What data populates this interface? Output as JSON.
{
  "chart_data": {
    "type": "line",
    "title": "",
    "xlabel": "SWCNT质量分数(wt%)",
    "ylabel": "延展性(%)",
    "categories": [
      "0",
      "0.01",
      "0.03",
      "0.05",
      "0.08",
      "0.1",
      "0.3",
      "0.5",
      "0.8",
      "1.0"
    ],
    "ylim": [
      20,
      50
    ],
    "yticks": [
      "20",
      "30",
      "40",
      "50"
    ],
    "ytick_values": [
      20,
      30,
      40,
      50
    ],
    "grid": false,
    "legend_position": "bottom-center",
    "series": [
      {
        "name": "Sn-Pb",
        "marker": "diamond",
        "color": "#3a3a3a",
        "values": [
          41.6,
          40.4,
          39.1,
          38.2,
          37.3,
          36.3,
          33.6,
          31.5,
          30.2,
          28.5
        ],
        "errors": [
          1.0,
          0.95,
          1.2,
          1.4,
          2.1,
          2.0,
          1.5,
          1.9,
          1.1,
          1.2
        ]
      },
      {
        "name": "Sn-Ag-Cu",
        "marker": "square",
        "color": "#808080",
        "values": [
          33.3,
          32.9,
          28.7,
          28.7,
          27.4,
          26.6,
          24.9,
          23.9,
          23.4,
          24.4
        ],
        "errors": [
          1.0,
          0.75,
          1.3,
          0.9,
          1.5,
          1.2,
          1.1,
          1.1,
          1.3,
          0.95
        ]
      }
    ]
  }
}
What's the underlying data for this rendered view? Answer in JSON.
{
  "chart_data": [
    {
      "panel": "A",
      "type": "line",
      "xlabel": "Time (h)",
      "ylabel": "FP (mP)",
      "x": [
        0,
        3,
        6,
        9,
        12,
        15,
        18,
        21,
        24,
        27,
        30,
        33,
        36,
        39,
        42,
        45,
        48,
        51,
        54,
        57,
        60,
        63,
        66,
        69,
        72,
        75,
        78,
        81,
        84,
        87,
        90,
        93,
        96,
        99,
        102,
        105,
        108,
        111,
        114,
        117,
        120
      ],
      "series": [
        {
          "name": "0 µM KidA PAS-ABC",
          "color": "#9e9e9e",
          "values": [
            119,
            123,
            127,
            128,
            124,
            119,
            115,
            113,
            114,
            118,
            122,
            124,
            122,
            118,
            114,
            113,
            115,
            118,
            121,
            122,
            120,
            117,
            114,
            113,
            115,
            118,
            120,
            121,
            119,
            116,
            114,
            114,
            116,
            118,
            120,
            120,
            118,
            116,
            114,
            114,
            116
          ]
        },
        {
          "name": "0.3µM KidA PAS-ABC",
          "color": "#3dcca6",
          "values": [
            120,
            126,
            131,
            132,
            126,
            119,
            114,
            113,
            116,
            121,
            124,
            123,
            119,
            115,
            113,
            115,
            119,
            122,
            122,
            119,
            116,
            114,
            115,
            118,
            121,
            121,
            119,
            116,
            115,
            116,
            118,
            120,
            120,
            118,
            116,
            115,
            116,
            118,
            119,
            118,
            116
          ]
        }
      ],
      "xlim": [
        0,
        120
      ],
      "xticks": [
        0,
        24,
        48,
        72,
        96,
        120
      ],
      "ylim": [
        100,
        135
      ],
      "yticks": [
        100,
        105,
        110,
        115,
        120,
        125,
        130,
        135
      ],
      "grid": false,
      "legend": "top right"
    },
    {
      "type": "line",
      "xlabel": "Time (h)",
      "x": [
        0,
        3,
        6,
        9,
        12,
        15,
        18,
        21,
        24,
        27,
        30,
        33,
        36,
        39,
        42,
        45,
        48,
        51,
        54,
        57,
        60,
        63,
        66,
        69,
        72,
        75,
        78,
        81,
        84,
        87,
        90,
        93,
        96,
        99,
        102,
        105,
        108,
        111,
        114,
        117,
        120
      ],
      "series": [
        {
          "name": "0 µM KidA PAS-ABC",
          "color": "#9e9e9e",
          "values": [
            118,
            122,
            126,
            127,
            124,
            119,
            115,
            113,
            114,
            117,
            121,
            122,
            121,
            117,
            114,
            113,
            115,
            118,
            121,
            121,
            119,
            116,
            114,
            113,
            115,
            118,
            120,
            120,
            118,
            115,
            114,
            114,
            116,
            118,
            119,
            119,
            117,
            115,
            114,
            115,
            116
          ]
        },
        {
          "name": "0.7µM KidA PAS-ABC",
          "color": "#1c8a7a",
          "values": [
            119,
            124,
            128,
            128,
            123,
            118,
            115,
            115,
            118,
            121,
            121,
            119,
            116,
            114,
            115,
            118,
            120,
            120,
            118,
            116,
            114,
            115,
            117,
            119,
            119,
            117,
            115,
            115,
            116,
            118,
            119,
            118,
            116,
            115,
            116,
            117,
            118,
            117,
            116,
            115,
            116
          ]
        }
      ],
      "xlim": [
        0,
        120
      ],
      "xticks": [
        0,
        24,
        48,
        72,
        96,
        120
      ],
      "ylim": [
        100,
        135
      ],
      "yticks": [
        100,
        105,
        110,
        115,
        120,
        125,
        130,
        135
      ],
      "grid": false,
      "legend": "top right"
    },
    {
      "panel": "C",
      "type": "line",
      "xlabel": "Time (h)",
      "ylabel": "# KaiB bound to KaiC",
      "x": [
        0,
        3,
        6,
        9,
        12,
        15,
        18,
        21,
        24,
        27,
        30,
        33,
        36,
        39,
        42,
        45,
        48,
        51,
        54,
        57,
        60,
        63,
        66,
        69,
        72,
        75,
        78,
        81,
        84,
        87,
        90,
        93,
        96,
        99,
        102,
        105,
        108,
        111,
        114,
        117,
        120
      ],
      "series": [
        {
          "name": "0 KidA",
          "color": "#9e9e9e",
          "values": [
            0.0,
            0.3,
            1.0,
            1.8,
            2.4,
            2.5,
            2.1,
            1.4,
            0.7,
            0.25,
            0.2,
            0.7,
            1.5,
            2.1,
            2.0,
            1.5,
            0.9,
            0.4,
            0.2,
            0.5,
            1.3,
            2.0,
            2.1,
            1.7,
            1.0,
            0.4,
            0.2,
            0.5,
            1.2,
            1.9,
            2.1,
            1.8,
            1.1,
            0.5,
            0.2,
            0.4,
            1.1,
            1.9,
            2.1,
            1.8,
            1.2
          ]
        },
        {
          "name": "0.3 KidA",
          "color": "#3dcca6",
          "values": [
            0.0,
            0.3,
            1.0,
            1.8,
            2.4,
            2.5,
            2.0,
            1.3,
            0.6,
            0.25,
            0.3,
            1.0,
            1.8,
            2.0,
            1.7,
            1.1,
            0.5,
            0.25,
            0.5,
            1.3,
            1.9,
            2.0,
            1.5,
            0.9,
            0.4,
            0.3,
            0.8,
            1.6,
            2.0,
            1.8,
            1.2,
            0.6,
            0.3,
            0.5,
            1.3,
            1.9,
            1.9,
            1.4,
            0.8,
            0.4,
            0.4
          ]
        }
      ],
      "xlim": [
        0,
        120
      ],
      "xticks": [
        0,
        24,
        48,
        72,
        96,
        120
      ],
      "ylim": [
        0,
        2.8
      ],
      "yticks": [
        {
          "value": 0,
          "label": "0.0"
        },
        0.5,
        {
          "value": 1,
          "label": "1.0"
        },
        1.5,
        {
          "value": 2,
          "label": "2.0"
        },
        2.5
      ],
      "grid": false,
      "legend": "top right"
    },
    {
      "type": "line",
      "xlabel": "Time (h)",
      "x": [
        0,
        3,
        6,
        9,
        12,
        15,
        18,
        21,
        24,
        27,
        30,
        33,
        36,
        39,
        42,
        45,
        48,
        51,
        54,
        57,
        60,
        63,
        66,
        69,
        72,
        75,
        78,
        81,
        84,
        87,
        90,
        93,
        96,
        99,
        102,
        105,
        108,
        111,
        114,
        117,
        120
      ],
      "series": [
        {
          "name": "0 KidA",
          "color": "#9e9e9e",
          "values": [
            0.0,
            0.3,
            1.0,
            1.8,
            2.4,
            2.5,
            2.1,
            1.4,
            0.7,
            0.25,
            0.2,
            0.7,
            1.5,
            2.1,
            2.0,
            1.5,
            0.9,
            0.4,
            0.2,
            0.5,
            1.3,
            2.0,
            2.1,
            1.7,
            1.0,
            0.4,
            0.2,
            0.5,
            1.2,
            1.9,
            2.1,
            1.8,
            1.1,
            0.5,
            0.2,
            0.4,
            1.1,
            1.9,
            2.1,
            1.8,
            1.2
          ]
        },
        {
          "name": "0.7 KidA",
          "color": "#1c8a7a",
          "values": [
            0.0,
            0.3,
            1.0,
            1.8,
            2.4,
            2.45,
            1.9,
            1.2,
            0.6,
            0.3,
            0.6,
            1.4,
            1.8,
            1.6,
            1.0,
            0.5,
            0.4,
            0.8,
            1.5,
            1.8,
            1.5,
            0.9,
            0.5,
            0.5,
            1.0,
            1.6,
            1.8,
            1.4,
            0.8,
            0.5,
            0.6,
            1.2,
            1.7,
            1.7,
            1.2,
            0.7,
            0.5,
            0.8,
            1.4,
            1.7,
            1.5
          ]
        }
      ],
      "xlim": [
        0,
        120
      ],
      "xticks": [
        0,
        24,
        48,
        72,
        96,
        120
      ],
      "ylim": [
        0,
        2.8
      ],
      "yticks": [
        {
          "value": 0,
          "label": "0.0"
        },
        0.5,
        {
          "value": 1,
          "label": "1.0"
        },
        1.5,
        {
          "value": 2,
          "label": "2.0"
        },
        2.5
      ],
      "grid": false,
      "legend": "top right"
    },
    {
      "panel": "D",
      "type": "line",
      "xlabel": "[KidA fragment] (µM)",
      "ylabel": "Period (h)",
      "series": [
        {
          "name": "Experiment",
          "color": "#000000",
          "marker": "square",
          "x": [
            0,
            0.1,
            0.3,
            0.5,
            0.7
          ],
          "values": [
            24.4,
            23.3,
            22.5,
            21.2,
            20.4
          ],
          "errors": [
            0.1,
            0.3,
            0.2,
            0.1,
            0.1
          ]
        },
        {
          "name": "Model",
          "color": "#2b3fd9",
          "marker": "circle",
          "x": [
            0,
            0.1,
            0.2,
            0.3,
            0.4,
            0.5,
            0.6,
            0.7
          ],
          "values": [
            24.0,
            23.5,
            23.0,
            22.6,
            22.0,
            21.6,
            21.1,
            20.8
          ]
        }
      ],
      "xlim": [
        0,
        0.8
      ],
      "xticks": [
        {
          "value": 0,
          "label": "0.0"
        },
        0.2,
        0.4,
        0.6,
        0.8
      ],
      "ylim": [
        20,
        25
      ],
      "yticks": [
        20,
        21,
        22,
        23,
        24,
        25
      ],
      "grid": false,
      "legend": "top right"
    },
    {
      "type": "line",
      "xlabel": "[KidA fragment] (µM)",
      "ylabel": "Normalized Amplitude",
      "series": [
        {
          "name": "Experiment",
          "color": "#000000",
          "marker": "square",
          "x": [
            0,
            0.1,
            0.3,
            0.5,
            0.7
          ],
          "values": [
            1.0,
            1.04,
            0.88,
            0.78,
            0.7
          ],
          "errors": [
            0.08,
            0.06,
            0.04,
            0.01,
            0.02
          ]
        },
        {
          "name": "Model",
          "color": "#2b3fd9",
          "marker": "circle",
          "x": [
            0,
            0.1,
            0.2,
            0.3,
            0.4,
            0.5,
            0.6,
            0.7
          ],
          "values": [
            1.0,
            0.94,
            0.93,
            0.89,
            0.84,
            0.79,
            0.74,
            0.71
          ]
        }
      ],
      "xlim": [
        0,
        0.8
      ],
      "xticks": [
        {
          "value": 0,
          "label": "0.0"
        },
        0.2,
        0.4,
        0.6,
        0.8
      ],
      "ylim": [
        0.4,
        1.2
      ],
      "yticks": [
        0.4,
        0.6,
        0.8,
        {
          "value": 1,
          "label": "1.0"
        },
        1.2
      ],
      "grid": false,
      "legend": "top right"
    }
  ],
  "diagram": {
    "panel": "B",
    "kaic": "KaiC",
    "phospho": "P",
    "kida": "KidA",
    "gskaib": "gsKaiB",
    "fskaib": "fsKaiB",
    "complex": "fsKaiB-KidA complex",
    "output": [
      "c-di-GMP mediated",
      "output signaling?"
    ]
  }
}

## TASK TO CARRY OUT
Copy out every line of the data that includes "JSON".

## RESPONSE
What data populates this interface? Output as JSON.
What's the underlying data for this rendered view? Answer in JSON.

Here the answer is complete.